## BEGIN DATA EXTRACT

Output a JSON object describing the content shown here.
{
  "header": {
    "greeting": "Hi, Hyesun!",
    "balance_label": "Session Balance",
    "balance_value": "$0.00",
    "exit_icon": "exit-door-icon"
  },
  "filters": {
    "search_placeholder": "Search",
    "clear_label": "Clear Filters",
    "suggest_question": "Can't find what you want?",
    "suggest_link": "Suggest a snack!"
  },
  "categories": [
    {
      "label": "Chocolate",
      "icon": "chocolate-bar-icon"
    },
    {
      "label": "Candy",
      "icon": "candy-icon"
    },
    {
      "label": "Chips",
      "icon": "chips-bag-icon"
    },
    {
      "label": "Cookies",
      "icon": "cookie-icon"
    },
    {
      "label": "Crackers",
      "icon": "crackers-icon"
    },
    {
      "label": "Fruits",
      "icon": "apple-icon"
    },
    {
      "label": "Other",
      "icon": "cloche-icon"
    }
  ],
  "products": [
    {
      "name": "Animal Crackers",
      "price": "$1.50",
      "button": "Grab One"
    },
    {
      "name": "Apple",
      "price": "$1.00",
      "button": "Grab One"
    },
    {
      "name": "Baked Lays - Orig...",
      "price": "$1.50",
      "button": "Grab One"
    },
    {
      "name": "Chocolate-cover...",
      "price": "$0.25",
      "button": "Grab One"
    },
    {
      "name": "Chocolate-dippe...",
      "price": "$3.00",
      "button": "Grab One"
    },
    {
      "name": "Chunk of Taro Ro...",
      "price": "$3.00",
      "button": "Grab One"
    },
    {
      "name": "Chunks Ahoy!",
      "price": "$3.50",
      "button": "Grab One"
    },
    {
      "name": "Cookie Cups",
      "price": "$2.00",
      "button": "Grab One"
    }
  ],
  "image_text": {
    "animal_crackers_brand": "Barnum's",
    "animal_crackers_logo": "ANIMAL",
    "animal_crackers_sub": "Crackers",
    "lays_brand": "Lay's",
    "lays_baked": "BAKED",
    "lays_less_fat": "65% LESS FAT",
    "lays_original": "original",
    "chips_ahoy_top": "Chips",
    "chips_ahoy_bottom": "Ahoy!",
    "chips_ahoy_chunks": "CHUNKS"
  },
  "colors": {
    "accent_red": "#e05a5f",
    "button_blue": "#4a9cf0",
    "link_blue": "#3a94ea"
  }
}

## END DATA EXTRACT

• **WHAT TO PRODUCE**:
Output the records verbatim, from the first line to the last.

• **CORRECT RESPONSE**:
Output a JSON object describing the content shown here.
{
  "header": {
    "greeting": "Hi, Hyesun!",
    "balance_label": "Session Balance",
    "balance_value": "$0.00",
    "exit_icon": "exit-door-icon"
  },
  "filters": {
    "search_placeholder": "Search",
    "clear_label": "Clear Filters",
    "suggest_question": "Can't find what you want?",
    "suggest_link": "Suggest a snack!"
  },
  "categories": [
    {
      "label": "Chocolate",
      "icon": "chocolate-bar-icon"
    },
    {
      "label": "Candy",
      "icon": "candy-icon"
    },
    {
      "label": "Chips",
      "icon": "chips-bag-icon"
    },
    {
      "label": "Cookies",
      "icon": "cookie-icon"
    },
    {
      "label": "Crackers",
      "icon": "crackers-icon"
    },
    {
      "label": "Fruits",
      "icon": "apple-icon"
    },
    {
      "label": "Other",
      "icon": "cloche-icon"
    }
  ],
  "products": [
    {
      "name": "Animal Crackers",
      "price": "$1.50",
      "button": "Grab One"
    },
    {
      "name": "Apple",
      "price": "$1.00",
      "button": "Grab One"
    },
    {
      "name": "Baked Lays - Orig...",
      "price": "$1.50",
      "button": "Grab One"
    },
    {
      "name": "Chocolate-cover...",
      "price": "$0.25",
      "button": "Grab One"
    },
    {
      "name": "Chocolate-dippe...",
      "price": "$3.00",
      "button": "Grab One"
    },
    {
      "name": "Chunk of Taro Ro...",
      "price": "$3.00",
      "button": "Grab One"
    },
    {
      "name": "Chunks Ahoy!",
      "price": "$3.50",
      "button": "Grab One"
    },
    {
      "name": "Cookie Cups",
      "price": "$2.00",
      "button": "Grab One"
    }
  ],
  "image_text": {
    "animal_crackers_brand": "Barnum's",
    "animal_crackers_logo": "ANIMAL",
    "animal_crackers_sub": "Crackers",
    "lays_brand": "Lay's",
    "lays_baked": "BAKED",
    "lays_less_fat": "65% LESS FAT",
    "lays_original": "original",
    "chips_ahoy_top": "Chips",
    "chips_ahoy_bottom": "Ahoy!",
    "chips_ahoy_chunks": "CHUNKS"
  },
  "colors": {
    "accent_red": "#e05a5f",
    "button_blue": "#4a9cf0",
    "link_blue": "#3a94ea"
  }
}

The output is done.